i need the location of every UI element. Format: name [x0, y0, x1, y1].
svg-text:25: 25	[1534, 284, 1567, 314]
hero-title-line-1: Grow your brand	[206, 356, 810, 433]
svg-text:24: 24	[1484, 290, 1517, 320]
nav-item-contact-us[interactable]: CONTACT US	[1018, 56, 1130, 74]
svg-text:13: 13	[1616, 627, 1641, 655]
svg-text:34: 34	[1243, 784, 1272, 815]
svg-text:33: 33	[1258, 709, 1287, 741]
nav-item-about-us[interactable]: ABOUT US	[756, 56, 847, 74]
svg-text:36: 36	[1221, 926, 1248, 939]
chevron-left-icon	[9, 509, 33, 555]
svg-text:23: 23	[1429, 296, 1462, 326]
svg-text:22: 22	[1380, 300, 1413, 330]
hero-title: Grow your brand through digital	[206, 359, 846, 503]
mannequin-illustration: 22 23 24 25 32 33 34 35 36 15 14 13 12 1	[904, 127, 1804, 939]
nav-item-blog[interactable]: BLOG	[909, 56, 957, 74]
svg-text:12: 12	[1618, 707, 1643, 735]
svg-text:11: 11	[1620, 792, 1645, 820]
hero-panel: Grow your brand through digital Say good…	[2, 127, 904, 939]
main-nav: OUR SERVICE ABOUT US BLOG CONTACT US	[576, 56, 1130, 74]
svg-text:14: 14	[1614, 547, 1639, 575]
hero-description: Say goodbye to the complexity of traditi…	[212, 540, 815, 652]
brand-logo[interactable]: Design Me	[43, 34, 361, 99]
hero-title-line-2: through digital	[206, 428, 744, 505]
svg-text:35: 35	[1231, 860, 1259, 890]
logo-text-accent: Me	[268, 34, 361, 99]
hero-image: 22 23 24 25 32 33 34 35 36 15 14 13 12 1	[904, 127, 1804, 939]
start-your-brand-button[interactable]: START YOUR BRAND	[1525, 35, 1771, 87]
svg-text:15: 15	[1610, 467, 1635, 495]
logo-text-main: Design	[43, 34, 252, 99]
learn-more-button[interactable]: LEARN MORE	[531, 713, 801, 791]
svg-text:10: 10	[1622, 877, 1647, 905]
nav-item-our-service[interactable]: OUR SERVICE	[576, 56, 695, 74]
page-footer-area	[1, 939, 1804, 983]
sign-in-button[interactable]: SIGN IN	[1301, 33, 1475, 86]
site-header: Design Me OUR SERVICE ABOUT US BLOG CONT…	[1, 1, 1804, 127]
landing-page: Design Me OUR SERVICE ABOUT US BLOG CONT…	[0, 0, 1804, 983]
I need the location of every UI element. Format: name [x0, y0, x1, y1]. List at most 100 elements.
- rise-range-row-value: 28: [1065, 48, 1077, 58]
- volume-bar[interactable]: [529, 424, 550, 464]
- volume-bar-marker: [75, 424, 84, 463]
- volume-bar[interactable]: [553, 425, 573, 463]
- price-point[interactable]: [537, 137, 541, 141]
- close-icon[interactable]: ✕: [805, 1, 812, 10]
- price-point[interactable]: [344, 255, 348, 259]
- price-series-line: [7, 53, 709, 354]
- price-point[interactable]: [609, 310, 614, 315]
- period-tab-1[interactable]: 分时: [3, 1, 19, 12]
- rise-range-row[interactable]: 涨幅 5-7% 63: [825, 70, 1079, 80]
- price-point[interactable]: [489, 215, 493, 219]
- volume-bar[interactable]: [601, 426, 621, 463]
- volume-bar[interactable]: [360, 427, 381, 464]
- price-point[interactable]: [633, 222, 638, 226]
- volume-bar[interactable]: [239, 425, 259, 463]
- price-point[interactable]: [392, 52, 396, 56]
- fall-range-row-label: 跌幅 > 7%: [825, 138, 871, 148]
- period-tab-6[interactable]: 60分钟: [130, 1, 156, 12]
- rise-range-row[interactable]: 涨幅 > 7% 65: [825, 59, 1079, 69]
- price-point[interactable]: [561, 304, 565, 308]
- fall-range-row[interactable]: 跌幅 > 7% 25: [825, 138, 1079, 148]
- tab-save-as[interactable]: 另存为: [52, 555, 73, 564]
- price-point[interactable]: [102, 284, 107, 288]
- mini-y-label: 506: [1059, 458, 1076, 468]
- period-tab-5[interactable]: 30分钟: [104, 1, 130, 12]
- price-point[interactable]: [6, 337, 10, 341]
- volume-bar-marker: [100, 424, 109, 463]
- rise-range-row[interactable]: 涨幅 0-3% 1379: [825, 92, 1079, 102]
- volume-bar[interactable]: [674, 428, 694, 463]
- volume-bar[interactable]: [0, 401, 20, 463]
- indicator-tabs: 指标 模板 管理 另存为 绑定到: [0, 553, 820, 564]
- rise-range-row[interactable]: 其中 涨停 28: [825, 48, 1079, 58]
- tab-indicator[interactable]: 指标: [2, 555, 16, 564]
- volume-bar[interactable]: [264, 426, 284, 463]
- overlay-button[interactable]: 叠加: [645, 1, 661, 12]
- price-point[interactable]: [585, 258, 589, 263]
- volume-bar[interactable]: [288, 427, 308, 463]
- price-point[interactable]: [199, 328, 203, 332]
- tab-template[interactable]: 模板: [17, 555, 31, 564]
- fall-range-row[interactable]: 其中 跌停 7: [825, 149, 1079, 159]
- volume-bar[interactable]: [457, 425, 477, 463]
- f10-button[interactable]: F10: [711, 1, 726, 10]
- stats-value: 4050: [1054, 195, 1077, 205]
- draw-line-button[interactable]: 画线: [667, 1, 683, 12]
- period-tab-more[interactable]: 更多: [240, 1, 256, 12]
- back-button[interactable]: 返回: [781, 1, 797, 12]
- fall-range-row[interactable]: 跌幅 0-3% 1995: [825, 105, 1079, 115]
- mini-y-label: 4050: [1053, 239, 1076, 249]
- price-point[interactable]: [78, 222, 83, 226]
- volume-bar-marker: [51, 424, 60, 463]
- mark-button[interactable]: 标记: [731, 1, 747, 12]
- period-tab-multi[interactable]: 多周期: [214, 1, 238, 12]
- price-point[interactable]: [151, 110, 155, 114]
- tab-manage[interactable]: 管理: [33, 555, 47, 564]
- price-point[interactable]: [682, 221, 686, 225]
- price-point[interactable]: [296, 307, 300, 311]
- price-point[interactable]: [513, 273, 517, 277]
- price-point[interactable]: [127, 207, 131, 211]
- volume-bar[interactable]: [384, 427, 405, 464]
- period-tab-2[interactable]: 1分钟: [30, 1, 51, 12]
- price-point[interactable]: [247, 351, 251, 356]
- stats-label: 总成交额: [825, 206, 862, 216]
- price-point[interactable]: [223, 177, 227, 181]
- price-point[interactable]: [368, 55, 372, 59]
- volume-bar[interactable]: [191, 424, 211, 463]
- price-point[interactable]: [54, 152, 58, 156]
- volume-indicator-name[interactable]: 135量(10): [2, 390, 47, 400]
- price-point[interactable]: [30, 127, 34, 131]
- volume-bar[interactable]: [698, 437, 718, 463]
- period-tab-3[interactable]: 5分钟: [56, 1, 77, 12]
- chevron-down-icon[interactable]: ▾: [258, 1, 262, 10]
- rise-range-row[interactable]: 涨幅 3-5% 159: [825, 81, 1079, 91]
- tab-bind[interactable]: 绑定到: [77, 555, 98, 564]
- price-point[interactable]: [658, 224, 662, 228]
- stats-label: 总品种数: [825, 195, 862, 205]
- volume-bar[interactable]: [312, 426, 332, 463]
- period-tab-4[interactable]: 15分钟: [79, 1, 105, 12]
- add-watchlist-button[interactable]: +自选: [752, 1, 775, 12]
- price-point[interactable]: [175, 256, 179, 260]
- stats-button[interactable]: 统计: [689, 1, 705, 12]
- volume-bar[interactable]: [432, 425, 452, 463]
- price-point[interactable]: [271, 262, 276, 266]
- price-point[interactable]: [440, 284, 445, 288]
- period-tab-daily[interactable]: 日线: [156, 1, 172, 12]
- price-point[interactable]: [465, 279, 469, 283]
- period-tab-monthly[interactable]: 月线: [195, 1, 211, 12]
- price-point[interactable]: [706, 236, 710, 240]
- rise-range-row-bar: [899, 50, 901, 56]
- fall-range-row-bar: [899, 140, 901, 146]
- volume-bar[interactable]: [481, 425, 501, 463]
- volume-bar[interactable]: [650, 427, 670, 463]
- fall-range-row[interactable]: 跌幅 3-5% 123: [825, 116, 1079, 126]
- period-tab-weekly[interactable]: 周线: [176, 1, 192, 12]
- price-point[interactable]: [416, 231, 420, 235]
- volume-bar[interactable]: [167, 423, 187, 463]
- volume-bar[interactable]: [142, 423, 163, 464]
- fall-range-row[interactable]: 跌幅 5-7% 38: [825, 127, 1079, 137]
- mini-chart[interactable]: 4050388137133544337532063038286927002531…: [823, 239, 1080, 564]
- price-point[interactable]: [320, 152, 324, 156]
== == ==
→ EXERCISE BRIEF
Return every line from the entries above that contains the word "BLOG".

→ TASK RESULT
nav-item-blog[interactable]: BLOG	[909, 56, 957, 74]
main-nav: OUR SERVICE ABOUT US BLOG CONTACT US	[576, 56, 1130, 74]
site-header: Design Me OUR SERVICE ABOUT US BLOG CONT…	[1, 1, 1804, 127]
landing-page: Design Me OUR SERVICE ABOUT US BLOG CONT…	[0, 0, 1804, 983]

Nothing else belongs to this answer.